• **DATA FOR THIS TASK**

┌──

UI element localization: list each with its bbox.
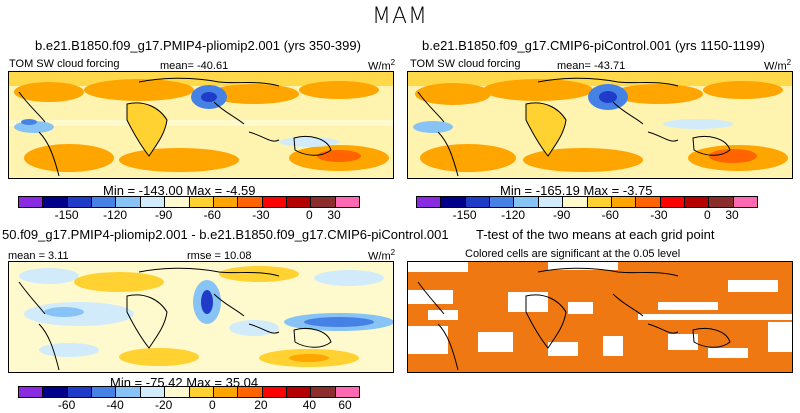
- colorbar-tick-label: -30: [252, 208, 270, 222]
- colorbar-swatch: [189, 387, 214, 397]
- colorbar-swatch: [165, 197, 190, 207]
- top-right-minmax: Min = -165.19 Max = -3.75: [500, 183, 653, 198]
- colorbar-tick-label: -150: [54, 208, 79, 222]
- bottom-left-map: [8, 261, 394, 373]
- top-right-map: [407, 71, 793, 179]
- colorbar-swatch: [67, 197, 93, 207]
- colorbar-swatch: [563, 197, 588, 207]
- colorbar-swatch: [684, 197, 710, 207]
- colorbar-tick-label: -120: [501, 208, 526, 222]
- colorbar-tick-label: -90: [155, 208, 173, 222]
- colorbar-swatch: [335, 387, 360, 397]
- colorbar-swatch: [733, 197, 758, 207]
- colorbar-swatch: [441, 197, 466, 207]
- colorbar-swatch: [140, 387, 166, 397]
- colorbar-tick-label: -60: [203, 208, 221, 222]
- colorbar-tick-label: 30: [725, 208, 739, 222]
- colorbar-swatch: [19, 197, 44, 207]
- colorbar-swatch: [43, 197, 68, 207]
- top-right-panel-title: b.e21.B1850.f09_g17.CMIP6-piControl.001 …: [422, 38, 765, 53]
- colorbar-swatch: [19, 387, 44, 397]
- bottom-right-panel-title: T-test of the two means at each grid poi…: [476, 227, 715, 242]
- colorbar-tick-label: 60: [338, 398, 352, 412]
- bottom-right-significance-plot: [408, 262, 792, 372]
- colorbar-swatch: [311, 387, 336, 397]
- top-right-field-label: TOM SW cloud forcing: [410, 58, 521, 70]
- colorbar-tick-label: -120: [103, 208, 128, 222]
- colorbar-tick-label: -30: [650, 208, 668, 222]
- colorbar-swatch: [286, 197, 312, 207]
- bottom-left-colorbar-ticks: -60 -40 -20 0 20 40 60: [18, 398, 358, 412]
- colorbar-tick-label: 0: [306, 208, 313, 222]
- bottom-left-units: W/m2: [368, 248, 396, 263]
- colorbar-swatch: [116, 387, 141, 397]
- colorbar-swatch: [286, 387, 312, 397]
- colorbar-tick-label: -60: [601, 208, 619, 222]
- top-right-contour-plot: [408, 72, 792, 178]
- colorbar-swatch: [611, 197, 637, 207]
- colorbar-swatch: [335, 197, 360, 207]
- colorbar-swatch: [587, 197, 612, 207]
- colorbar-tick-label: 40: [302, 398, 317, 412]
- colorbar-swatch: [538, 197, 564, 207]
- colorbar-swatch: [709, 197, 734, 207]
- top-left-colorbar: [18, 196, 360, 208]
- colorbar-swatch: [213, 387, 239, 397]
- colorbar-swatch: [238, 197, 263, 207]
- colorbar-swatch: [514, 197, 539, 207]
- figure-title: MAM: [371, 4, 428, 29]
- top-left-minmax: Min = -143.00 Max = -4.59: [103, 183, 256, 198]
- top-right-mean: mean= -43.71: [557, 60, 626, 72]
- colorbar-tick-label: -40: [106, 398, 124, 412]
- top-left-colorbar-ticks: -150 -120 -90 -60 -30 0 30: [18, 208, 358, 222]
- colorbar-swatch: [636, 197, 661, 207]
- top-right-colorbar-ticks: -150 -120 -90 -60 -30 0 30: [416, 208, 756, 222]
- colorbar-swatch: [43, 387, 68, 397]
- top-left-mean: mean= -40.61: [160, 60, 229, 72]
- top-left-map: [8, 71, 394, 179]
- colorbar-tick-label: 0: [208, 398, 216, 412]
- colorbar-swatch: [92, 197, 117, 207]
- colorbar-tick-label: -20: [155, 398, 173, 412]
- bottom-left-colorbar: [18, 386, 360, 398]
- colorbar-swatch: [140, 197, 166, 207]
- colorbar-tick-label: -90: [553, 208, 571, 222]
- colorbar-tick-label: 30: [327, 208, 341, 222]
- colorbar-swatch: [311, 197, 336, 207]
- colorbar-swatch: [238, 387, 263, 397]
- colorbar-tick-label: 20: [254, 398, 268, 412]
- colorbar-swatch: [660, 197, 685, 207]
- top-left-contour-plot: [9, 72, 393, 178]
- bottom-left-panel-title: 50.f09_g17.PMIP4-pliomip2.001 - b.e21.B1…: [2, 227, 449, 242]
- top-left-panel-title: b.e21.B1850.f09_g17.PMIP4-pliomip2.001 (…: [35, 38, 361, 53]
- colorbar-swatch: [116, 197, 141, 207]
- bottom-left-mean: mean = 3.11: [8, 250, 69, 262]
- colorbar-swatch: [165, 387, 190, 397]
- colorbar-tick-label: -60: [57, 398, 76, 412]
- colorbar-swatch: [417, 197, 442, 207]
- colorbar-swatch: [262, 197, 287, 207]
- bottom-left-rmse: rmse = 10.08: [187, 250, 252, 262]
- colorbar-tick-label: 0: [704, 208, 711, 222]
- top-right-units: W/m2: [764, 58, 792, 73]
- top-left-units: W/m2: [368, 58, 396, 73]
- colorbar-swatch: [189, 197, 214, 207]
- colorbar-swatch: [92, 387, 117, 397]
- colorbar-swatch: [490, 197, 515, 207]
- bottom-left-contour-plot: [9, 262, 393, 372]
- colorbar-swatch: [67, 387, 93, 397]
- bottom-right-subtitle: Colored cells are significant at the 0.0…: [465, 248, 681, 260]
- top-left-field-label: TOM SW cloud forcing: [9, 58, 120, 70]
- colorbar-swatch: [262, 387, 287, 397]
- colorbar-tick-label: -150: [452, 208, 477, 222]
- colorbar-swatch: [213, 197, 239, 207]
- colorbar-swatch: [465, 197, 491, 207]
- top-right-colorbar: [416, 196, 758, 208]
- bottom-right-map: [407, 261, 793, 373]
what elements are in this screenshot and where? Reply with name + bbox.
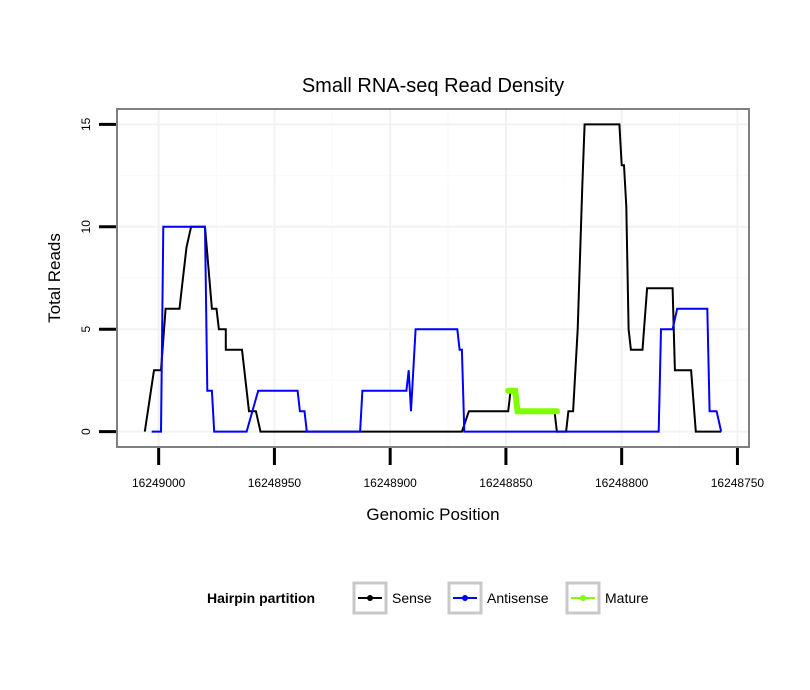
series-line-antisense [151, 225, 723, 433]
legend: Hairpin partition Sense Antisense Mature [207, 581, 649, 615]
legend-point-antisense [462, 595, 468, 601]
legend-point-mature [580, 595, 586, 601]
legend-item-mature: Mature [565, 581, 649, 615]
legend-label-mature: Mature [605, 590, 649, 606]
x-tick-label: 16248850 [479, 476, 533, 490]
series-lines [143, 123, 723, 433]
legend-item-sense: Sense [352, 581, 432, 615]
plot-panel [116, 108, 750, 448]
x-tick-label: 16248800 [595, 476, 649, 490]
legend-point-sense [367, 595, 373, 601]
chart-title: Small RNA-seq Read Density [302, 75, 564, 97]
x-tick-label: 16248950 [248, 476, 302, 490]
y-axis: 0 5 10 15 [79, 117, 116, 435]
legend-label-antisense: Antisense [487, 590, 549, 606]
x-tick-label: 16249000 [132, 476, 186, 490]
legend-title: Hairpin partition [207, 590, 315, 606]
x-axis-label: Genomic Position [366, 505, 499, 524]
legend-item-antisense: Antisense [447, 581, 549, 615]
y-tick-label: 10 [79, 220, 93, 234]
y-tick-label: 15 [79, 117, 93, 131]
panel-border [116, 108, 750, 448]
y-axis-label: Total Reads [45, 233, 64, 323]
legend-label-sense: Sense [392, 590, 432, 606]
y-tick-label: 0 [79, 428, 93, 435]
y-tick-label: 5 [79, 326, 93, 333]
x-axis: 16249000 16248950 16248900 16248850 16248800… [132, 448, 764, 490]
x-tick-label: 16248900 [363, 476, 417, 490]
x-tick-label: 16248750 [711, 476, 765, 490]
series-line-mature [505, 387, 560, 415]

└──

• **AIM OF THE EXERCISE**
If a line in the records above contains the string "item", copy that line out.

• **RESPONSE TO THE TASK**
legend-item-mature: Mature [565, 581, 649, 615]
legend-item-sense: Sense [352, 581, 432, 615]
legend-item-antisense: Antisense [447, 581, 549, 615]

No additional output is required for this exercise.